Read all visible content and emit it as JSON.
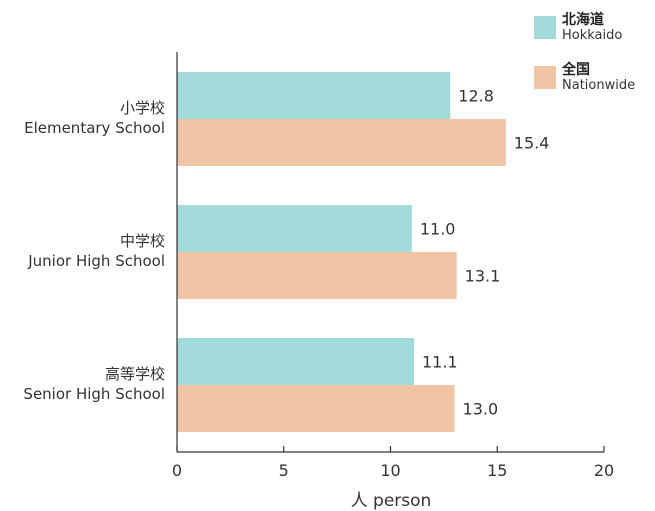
{
  "chart_data": {
    "type": "bar",
    "orientation": "horizontal",
    "categories": [
      {
        "jp": "小学校",
        "en": "Elementary School"
      },
      {
        "jp": "中学校",
        "en": "Junior High School"
      },
      {
        "jp": "高等学校",
        "en": "Senior High School"
      }
    ],
    "series": [
      {
        "name_jp": "北海道",
        "name_en": "Hokkaido",
        "color": "#a2dad9",
        "values": [
          12.8,
          11.0,
          11.1
        ],
        "labels": [
          "12.8",
          "11.0",
          "11.1"
        ]
      },
      {
        "name_jp": "全国",
        "name_en": "Nationwide",
        "color": "#f0c4a4",
        "values": [
          15.4,
          13.1,
          13.0
        ],
        "labels": [
          "15.4",
          "13.1",
          "13.0"
        ]
      }
    ],
    "xlabel": "人 person",
    "xlim": [
      0,
      20
    ],
    "xticks": [
      "0",
      "5",
      "10",
      "15",
      "20"
    ],
    "grid": false,
    "legend_position": "top-right"
  }
}
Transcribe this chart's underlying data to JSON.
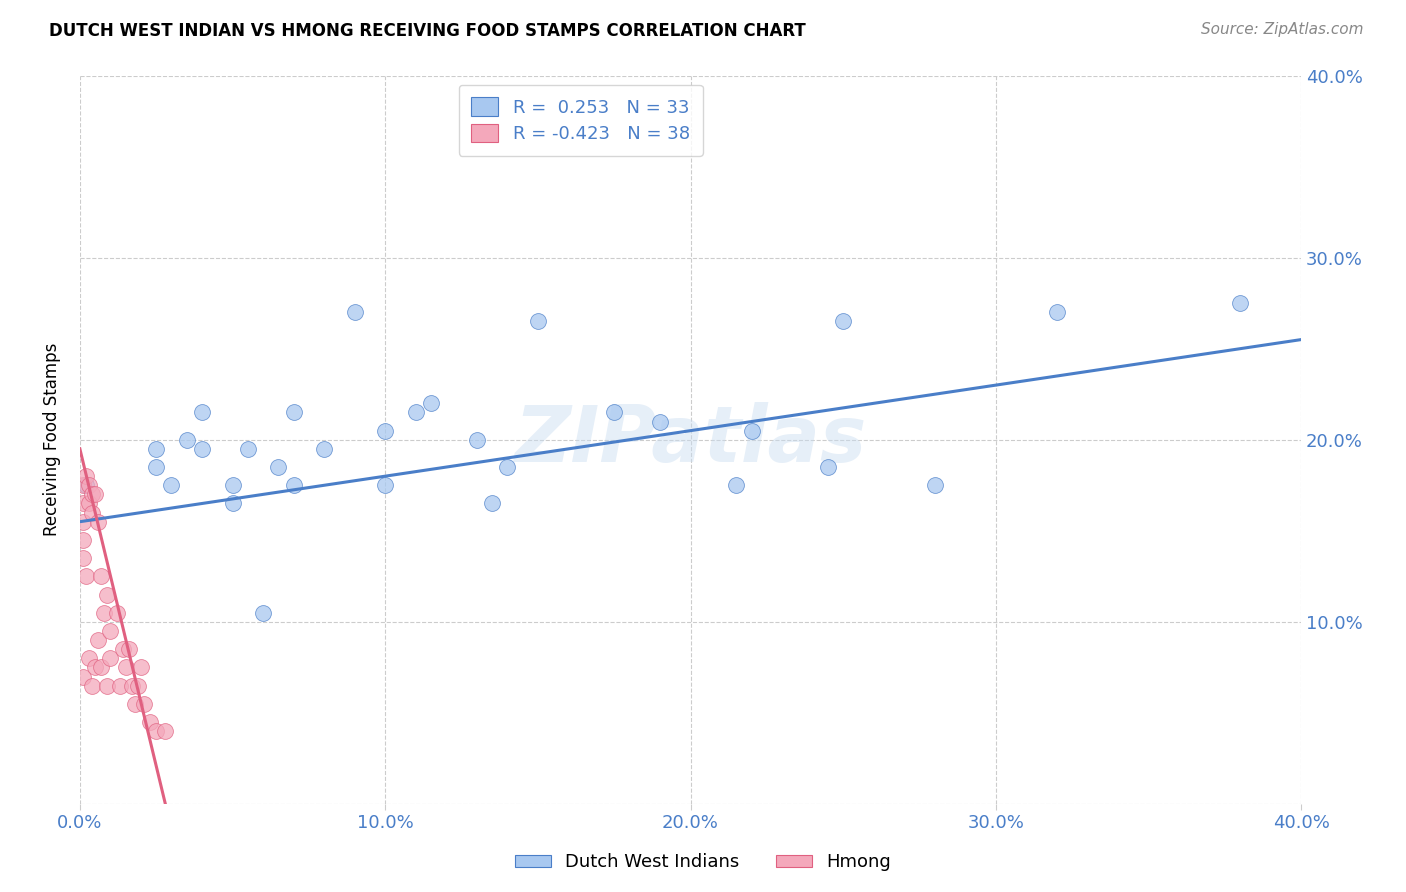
{
  "title": "DUTCH WEST INDIAN VS HMONG RECEIVING FOOD STAMPS CORRELATION CHART",
  "source": "Source: ZipAtlas.com",
  "ylabel": "Receiving Food Stamps",
  "xlim": [
    0.0,
    0.4
  ],
  "ylim": [
    0.0,
    0.4
  ],
  "xtick_labels": [
    "0.0%",
    "10.0%",
    "20.0%",
    "30.0%",
    "40.0%"
  ],
  "xtick_values": [
    0.0,
    0.1,
    0.2,
    0.3,
    0.4
  ],
  "ytick_labels_right": [
    "",
    "10.0%",
    "20.0%",
    "30.0%",
    "40.0%"
  ],
  "ytick_values": [
    0.0,
    0.1,
    0.2,
    0.3,
    0.4
  ],
  "legend_label1": "Dutch West Indians",
  "legend_label2": "Hmong",
  "R1": 0.253,
  "N1": 33,
  "R2": -0.423,
  "N2": 38,
  "color_blue": "#A8C8F0",
  "color_pink": "#F4A8BB",
  "line_blue": "#4A7EC8",
  "line_pink": "#E06080",
  "watermark": "ZIPatlas",
  "dutch_x": [
    0.002,
    0.025,
    0.025,
    0.03,
    0.035,
    0.04,
    0.04,
    0.05,
    0.05,
    0.055,
    0.06,
    0.065,
    0.07,
    0.07,
    0.08,
    0.09,
    0.1,
    0.1,
    0.11,
    0.115,
    0.13,
    0.135,
    0.14,
    0.15,
    0.175,
    0.19,
    0.215,
    0.22,
    0.245,
    0.25,
    0.28,
    0.32,
    0.38
  ],
  "dutch_y": [
    0.175,
    0.195,
    0.185,
    0.175,
    0.2,
    0.195,
    0.215,
    0.175,
    0.165,
    0.195,
    0.105,
    0.185,
    0.175,
    0.215,
    0.195,
    0.27,
    0.175,
    0.205,
    0.215,
    0.22,
    0.2,
    0.165,
    0.185,
    0.265,
    0.215,
    0.21,
    0.175,
    0.205,
    0.185,
    0.265,
    0.175,
    0.27,
    0.275
  ],
  "hmong_x": [
    0.001,
    0.001,
    0.001,
    0.001,
    0.001,
    0.001,
    0.002,
    0.002,
    0.003,
    0.003,
    0.003,
    0.004,
    0.004,
    0.004,
    0.005,
    0.005,
    0.006,
    0.006,
    0.007,
    0.007,
    0.008,
    0.009,
    0.009,
    0.01,
    0.01,
    0.012,
    0.013,
    0.014,
    0.015,
    0.016,
    0.017,
    0.018,
    0.019,
    0.02,
    0.021,
    0.023,
    0.025,
    0.028
  ],
  "hmong_y": [
    0.175,
    0.165,
    0.155,
    0.145,
    0.135,
    0.07,
    0.18,
    0.125,
    0.175,
    0.165,
    0.08,
    0.17,
    0.16,
    0.065,
    0.17,
    0.075,
    0.155,
    0.09,
    0.125,
    0.075,
    0.105,
    0.115,
    0.065,
    0.095,
    0.08,
    0.105,
    0.065,
    0.085,
    0.075,
    0.085,
    0.065,
    0.055,
    0.065,
    0.075,
    0.055,
    0.045,
    0.04,
    0.04
  ],
  "blue_line_x": [
    0.0,
    0.4
  ],
  "blue_line_y_start": 0.155,
  "blue_line_y_end": 0.255,
  "pink_line_x": [
    0.0,
    0.028
  ],
  "pink_line_y_start": 0.195,
  "pink_line_y_end": 0.0
}
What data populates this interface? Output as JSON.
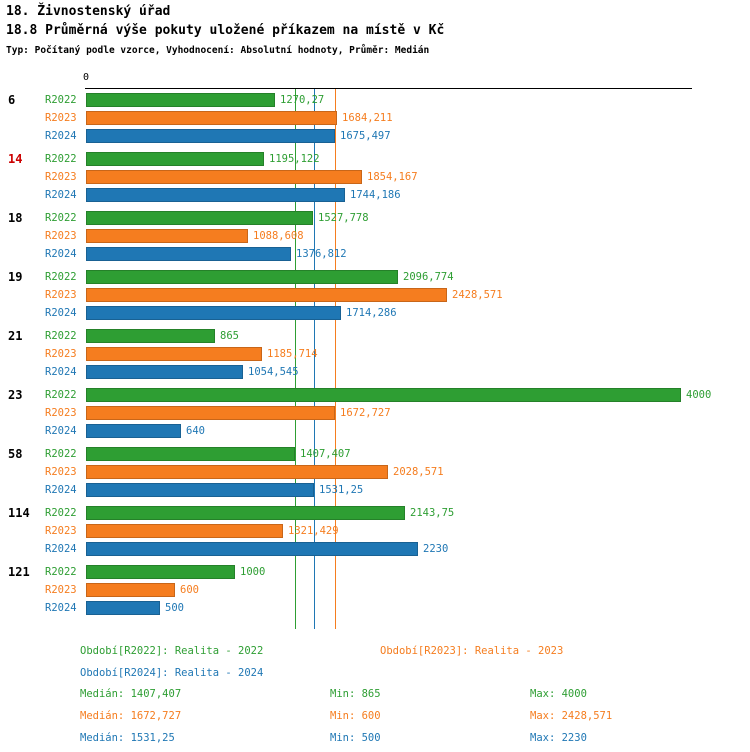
{
  "header": {
    "title": "18. Živnostenský úřad",
    "subtitle": "18.8 Průměrná výše pokuty uložené příkazem na místě v Kč",
    "meta": "Typ: Počítaný podle vzorce, Vyhodnocení: Absolutní hodnoty, Průměr: Medián"
  },
  "chart_data": {
    "type": "bar",
    "orientation": "horizontal",
    "axis": {
      "zero_label": "0",
      "xlim": [
        0,
        4000
      ],
      "grid": false
    },
    "categories": [
      {
        "label": "6",
        "color": "#000000"
      },
      {
        "label": "14",
        "color": "#cc0000"
      },
      {
        "label": "18",
        "color": "#000000"
      },
      {
        "label": "19",
        "color": "#000000"
      },
      {
        "label": "21",
        "color": "#000000"
      },
      {
        "label": "23",
        "color": "#000000"
      },
      {
        "label": "58",
        "color": "#000000"
      },
      {
        "label": "114",
        "color": "#000000"
      },
      {
        "label": "121",
        "color": "#000000"
      }
    ],
    "series": [
      {
        "name": "R2022",
        "color": "#2e9e33",
        "values": [
          1270.27,
          1195.122,
          1527.778,
          2096.774,
          865,
          4000,
          1407.407,
          2143.75,
          1000
        ],
        "labels": [
          "1270,27",
          "1195,122",
          "1527,778",
          "2096,774",
          "865",
          "4000",
          "1407,407",
          "2143,75",
          "1000"
        ]
      },
      {
        "name": "R2023",
        "color": "#f57d1f",
        "values": [
          1684.211,
          1854.167,
          1088.608,
          2428.571,
          1185.714,
          1672.727,
          2028.571,
          1321.429,
          600
        ],
        "labels": [
          "1684,211",
          "1854,167",
          "1088,608",
          "2428,571",
          "1185,714",
          "1672,727",
          "2028,571",
          "1321,429",
          "600"
        ]
      },
      {
        "name": "R2024",
        "color": "#1f77b4",
        "values": [
          1675.497,
          1744.186,
          1376.812,
          1714.286,
          1054.545,
          640,
          1531.25,
          2230,
          500
        ],
        "labels": [
          "1675,497",
          "1744,186",
          "1376,812",
          "1714,286",
          "1054,545",
          "640",
          "1531,25",
          "2230",
          "500"
        ]
      }
    ],
    "reference_lines": [
      {
        "name": "median-r2022",
        "value": 1407.407,
        "color": "#2e9e33"
      },
      {
        "name": "median-r2024",
        "value": 1531.25,
        "color": "#1f77b4"
      },
      {
        "name": "median-r2023",
        "value": 1672.727,
        "color": "#f57d1f"
      }
    ]
  },
  "legend": {
    "items": [
      {
        "label": "Období[R2022]: Realita - 2022",
        "color": "#2e9e33"
      },
      {
        "label": "Období[R2023]: Realita - 2023",
        "color": "#f57d1f"
      },
      {
        "label": "Období[R2024]: Realita - 2024",
        "color": "#1f77b4"
      }
    ]
  },
  "stats": {
    "rows": [
      {
        "color": "#2e9e33",
        "median": "Medián: 1407,407",
        "min": "Min: 865",
        "max": "Max: 4000"
      },
      {
        "color": "#f57d1f",
        "median": "Medián: 1672,727",
        "min": "Min: 600",
        "max": "Max: 2428,571"
      },
      {
        "color": "#1f77b4",
        "median": "Medián: 1531,25",
        "min": "Min: 500",
        "max": "Max: 2230"
      }
    ]
  }
}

*Problem description:*
Write the material out again exactly as it appears, dropping the pictures.

*Reply to the task:*
Read all visible content and emit it as JSON.
{
  "chart_data": {
    "type": "bar",
    "orientation": "horizontal",
    "categories": [
      {
        "jp": "小学校",
        "en": "Elementary School"
      },
      {
        "jp": "中学校",
        "en": "Junior High School"
      },
      {
        "jp": "高等学校",
        "en": "Senior High School"
      }
    ],
    "series": [
      {
        "name_jp": "北海道",
        "name_en": "Hokkaido",
        "color": "#a2dad9",
        "values": [
          12.8,
          11.0,
          11.1
        ],
        "labels": [
          "12.8",
          "11.0",
          "11.1"
        ]
      },
      {
        "name_jp": "全国",
        "name_en": "Nationwide",
        "color": "#f0c4a4",
        "values": [
          15.4,
          13.1,
          13.0
        ],
        "labels": [
          "15.4",
          "13.1",
          "13.0"
        ]
      }
    ],
    "xlabel": "人 person",
    "xlim": [
      0,
      20
    ],
    "xticks": [
      "0",
      "5",
      "10",
      "15",
      "20"
    ],
    "grid": false,
    "legend_position": "top-right"
  }
}
Transcribe this chart's underlying data to JSON.
{
  "title": "DUTCH WEST INDIAN VS HMONG RECEIVING FOOD STAMPS CORRELATION CHART",
  "source": "Source: ZipAtlas.com",
  "ylabel": "Receiving Food Stamps",
  "xlim": [
    0.0,
    0.4
  ],
  "ylim": [
    0.0,
    0.4
  ],
  "xtick_labels": [
    "0.0%",
    "10.0%",
    "20.0%",
    "30.0%",
    "40.0%"
  ],
  "xtick_values": [
    0.0,
    0.1,
    0.2,
    0.3,
    0.4
  ],
  "ytick_labels_right": [
    "",
    "10.0%",
    "20.0%",
    "30.0%",
    "40.0%"
  ],
  "ytick_values": [
    0.0,
    0.1,
    0.2,
    0.3,
    0.4
  ],
  "legend_label1": "Dutch West Indians",
  "legend_label2": "Hmong",
  "R1": 0.253,
  "N1": 33,
  "R2": -0.423,
  "N2": 38,
  "color_blue": "#A8C8F0",
  "color_pink": "#F4A8BB",
  "line_blue": "#4A7EC8",
  "line_pink": "#E06080",
  "watermark": "ZIPatlas",
  "dutch_x": [
    0.002,
    0.025,
    0.025,
    0.03,
    0.035,
    0.04,
    0.04,
    0.05,
    0.05,
    0.055,
    0.06,
    0.065,
    0.07,
    0.07,
    0.08,
    0.09,
    0.1,
    0.1,
    0.11,
    0.115,
    0.13,
    0.135,
    0.14,
    0.15,
    0.175,
    0.19,
    0.215,
    0.22,
    0.245,
    0.25,
    0.28,
    0.32,
    0.38
  ],
  "dutch_y": [
    0.175,
    0.195,
    0.185,
    0.175,
    0.2,
    0.195,
    0.215,
    0.175,
    0.165,
    0.195,
    0.105,
    0.185,
    0.175,
    0.215,
    0.195,
    0.27,
    0.175,
    0.205,
    0.215,
    0.22,
    0.2,
    0.165,
    0.185,
    0.265,
    0.215,
    0.21,
    0.175,
    0.205,
    0.185,
    0.265,
    0.175,
    0.27,
    0.275
  ],
  "hmong_x": [
    0.001,
    0.001,
    0.001,
    0.001,
    0.001,
    0.001,
    0.002,
    0.002,
    0.003,
    0.003,
    0.003,
    0.004,
    0.004,
    0.004,
    0.005,
    0.005,
    0.006,
    0.006,
    0.007,
    0.007,
    0.008,
    0.009,
    0.009,
    0.01,
    0.01,
    0.012,
    0.013,
    0.014,
    0.015,
    0.016,
    0.017,
    0.018,
    0.019,
    0.02,
    0.021,
    0.023,
    0.025,
    0.028
  ],
  "hmong_y": [
    0.175,
    0.165,
    0.155,
    0.145,
    0.135,
    0.07,
    0.18,
    0.125,
    0.175,
    0.165,
    0.08,
    0.17,
    0.16,
    0.065,
    0.17,
    0.075,
    0.155,
    0.09,
    0.125,
    0.075,
    0.105,
    0.115,
    0.065,
    0.095,
    0.08,
    0.105,
    0.065,
    0.085,
    0.075,
    0.085,
    0.065,
    0.055,
    0.065,
    0.075,
    0.055,
    0.045,
    0.04,
    0.04
  ],
  "blue_line_x": [
    0.0,
    0.4
  ],
  "blue_line_y_start": 0.155,
  "blue_line_y_end": 0.255,
  "pink_line_x": [
    0.0,
    0.028
  ],
  "pink_line_y_start": 0.195,
  "pink_line_y_end": 0.0
}
What data populates this interface? Output as JSON.
{
  "header": {
    "title": "18. Živnostenský úřad",
    "subtitle": "18.8 Průměrná výše pokuty uložené příkazem na místě v Kč",
    "meta": "Typ: Počítaný podle vzorce, Vyhodnocení: Absolutní hodnoty, Průměr: Medián"
  },
  "chart_data": {
    "type": "bar",
    "orientation": "horizontal",
    "axis": {
      "zero_label": "0",
      "xlim": [
        0,
        4000
      ],
      "grid": false
    },
    "categories": [
      {
        "label": "6",
        "color": "#000000"
      },
      {
        "label": "14",
        "color": "#cc0000"
      },
      {
        "label": "18",
        "color": "#000000"
      },
      {
        "label": "19",
        "color": "#000000"
      },
      {
        "label": "21",
        "color": "#000000"
      },
      {
        "label": "23",
        "color": "#000000"
      },
      {
        "label": "58",
        "color": "#000000"
      },
      {
        "label": "114",
        "color": "#000000"
      },
      {
        "label": "121",
        "color": "#000000"
      }
    ],
    "series": [
      {
        "name": "R2022",
        "color": "#2e9e33",
        "values": [
          1270.27,
          1195.122,
          1527.778,
          2096.774,
          865,
          4000,
          1407.407,
          2143.75,
          1000
        ],
        "labels": [
          "1270,27",
          "1195,122",
          "1527,778",
          "2096,774",
          "865",
          "4000",
          "1407,407",
          "2143,75",
          "1000"
        ]
      },
      {
        "name": "R2023",
        "color": "#f57d1f",
        "values": [
          1684.211,
          1854.167,
          1088.608,
          2428.571,
          1185.714,
          1672.727,
          2028.571,
          1321.429,
          600
        ],
        "labels": [
          "1684,211",
          "1854,167",
          "1088,608",
          "2428,571",
          "1185,714",
          "1672,727",
          "2028,571",
          "1321,429",
          "600"
        ]
      },
      {
        "name": "R2024",
        "color": "#1f77b4",
        "values": [
          1675.497,
          1744.186,
          1376.812,
          1714.286,
          1054.545,
          640,
          1531.25,
          2230,
          500
        ],
        "labels": [
          "1675,497",
          "1744,186",
          "1376,812",
          "1714,286",
          "1054,545",
          "640",
          "1531,25",
          "2230",
          "500"
        ]
      }
    ],
    "reference_lines": [
      {
        "name": "median-r2022",
        "value": 1407.407,
        "color": "#2e9e33"
      },
      {
        "name": "median-r2024",
        "value": 1531.25,
        "color": "#1f77b4"
      },
      {
        "name": "median-r2023",
        "value": 1672.727,
        "color": "#f57d1f"
      }
    ]
  },
  "legend": {
    "items": [
      {
        "label": "Období[R2022]: Realita - 2022",
        "color": "#2e9e33"
      },
      {
        "label": "Období[R2023]: Realita - 2023",
        "color": "#f57d1f"
      },
      {
        "label": "Období[R2024]: Realita - 2024",
        "color": "#1f77b4"
      }
    ]
  },
  "stats": {
    "rows": [
      {
        "color": "#2e9e33",
        "median": "Medián: 1407,407",
        "min": "Min: 865",
        "max": "Max: 4000"
      },
      {
        "color": "#f57d1f",
        "median": "Medián: 1672,727",
        "min": "Min: 600",
        "max": "Max: 2428,571"
      },
      {
        "color": "#1f77b4",
        "median": "Medián: 1531,25",
        "min": "Min: 500",
        "max": "Max: 2230"
      }
    ]
  }
}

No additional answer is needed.